⟨
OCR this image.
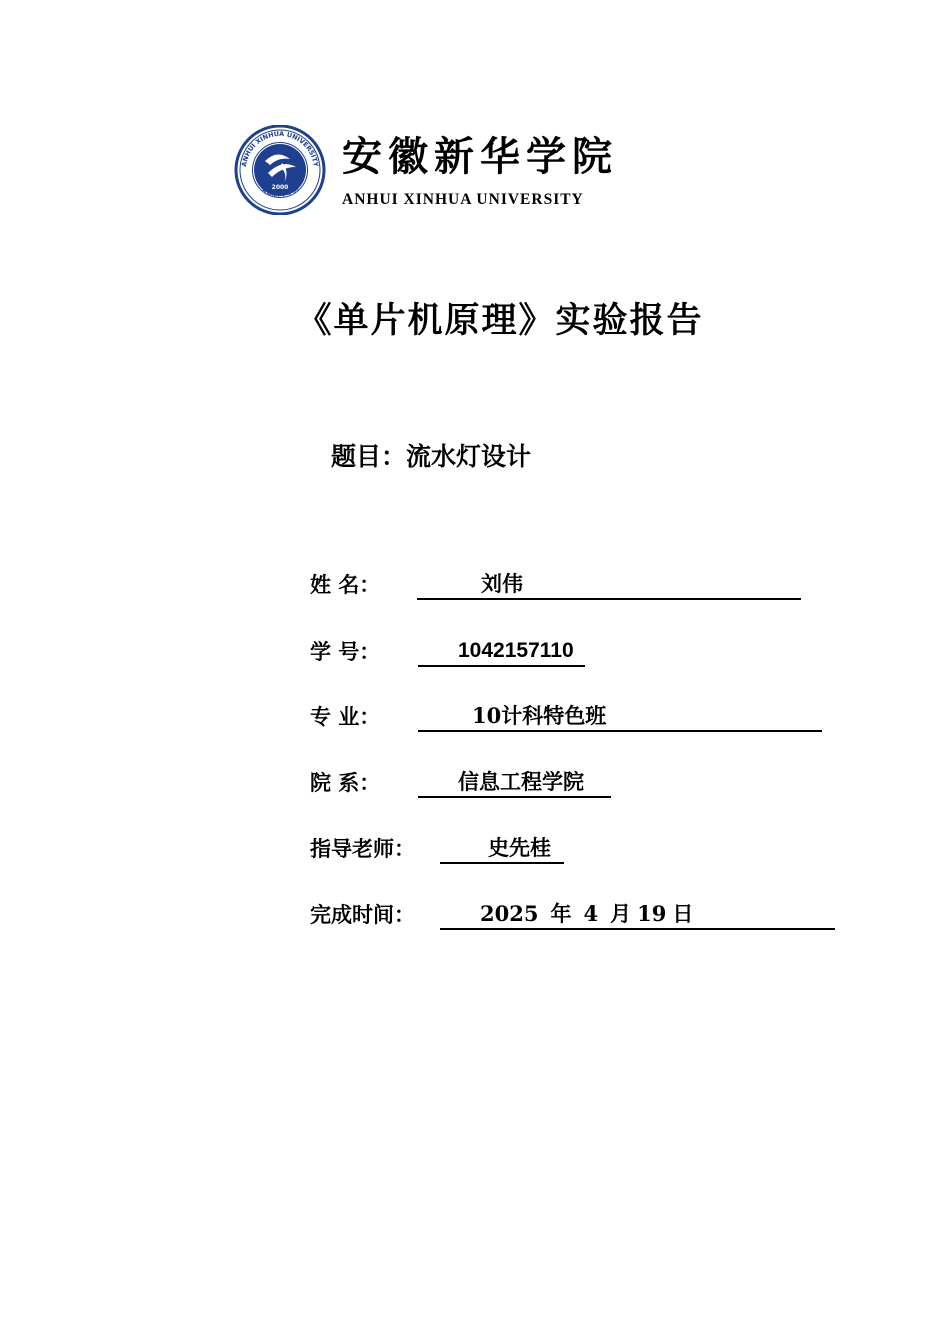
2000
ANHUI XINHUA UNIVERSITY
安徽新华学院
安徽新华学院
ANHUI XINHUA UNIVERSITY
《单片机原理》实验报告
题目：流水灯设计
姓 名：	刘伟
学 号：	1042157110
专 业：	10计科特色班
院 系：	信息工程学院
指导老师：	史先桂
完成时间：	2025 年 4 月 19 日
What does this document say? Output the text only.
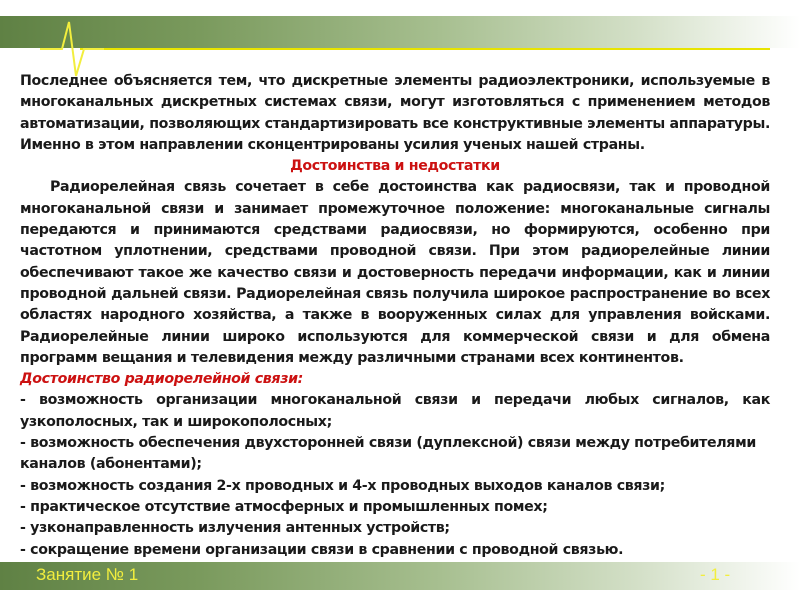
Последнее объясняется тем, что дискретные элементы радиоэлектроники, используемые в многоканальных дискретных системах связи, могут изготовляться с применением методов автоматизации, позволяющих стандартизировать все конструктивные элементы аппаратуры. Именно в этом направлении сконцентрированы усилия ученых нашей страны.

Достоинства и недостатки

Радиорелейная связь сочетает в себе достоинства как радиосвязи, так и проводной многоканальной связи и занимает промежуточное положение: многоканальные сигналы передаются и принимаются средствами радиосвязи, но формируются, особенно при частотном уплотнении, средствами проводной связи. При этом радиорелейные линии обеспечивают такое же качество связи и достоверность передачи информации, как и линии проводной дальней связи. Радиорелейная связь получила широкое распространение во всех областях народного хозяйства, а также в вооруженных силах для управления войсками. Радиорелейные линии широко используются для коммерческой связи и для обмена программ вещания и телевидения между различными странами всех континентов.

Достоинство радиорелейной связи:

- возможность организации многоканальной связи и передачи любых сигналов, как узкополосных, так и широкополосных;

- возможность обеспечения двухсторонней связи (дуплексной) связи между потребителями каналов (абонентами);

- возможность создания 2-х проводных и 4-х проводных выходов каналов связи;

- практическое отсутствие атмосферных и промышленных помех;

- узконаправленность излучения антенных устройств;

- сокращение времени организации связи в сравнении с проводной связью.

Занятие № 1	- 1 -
⟩
* **Task brief**
Look for lines containing the string "между" and copy them all.

* **Task output**
Радиорелейная связь сочетает в себе достоинства как радиосвязи, так и проводной многоканальной связи и занимает промежуточное положение: многоканальные сигналы передаются и принимаются средствами радиосвязи, но формируются, особенно при частотном уплотнении, средствами проводной связи. При этом радиорелейные линии обеспечивают такое же качество связи и достоверность передачи информации, как и линии проводной дальней связи. Радиорелейная связь получила широкое распространение во всех областях народного хозяйства, а также в вооруженных силах для управления войсками. Радиорелейные линии широко используются для коммерческой связи и для обмена программ вещания и телевидения между различными странами всех континентов.
- возможность обеспечения двухсторонней связи (дуплексной) связи между потребителями каналов (абонентами);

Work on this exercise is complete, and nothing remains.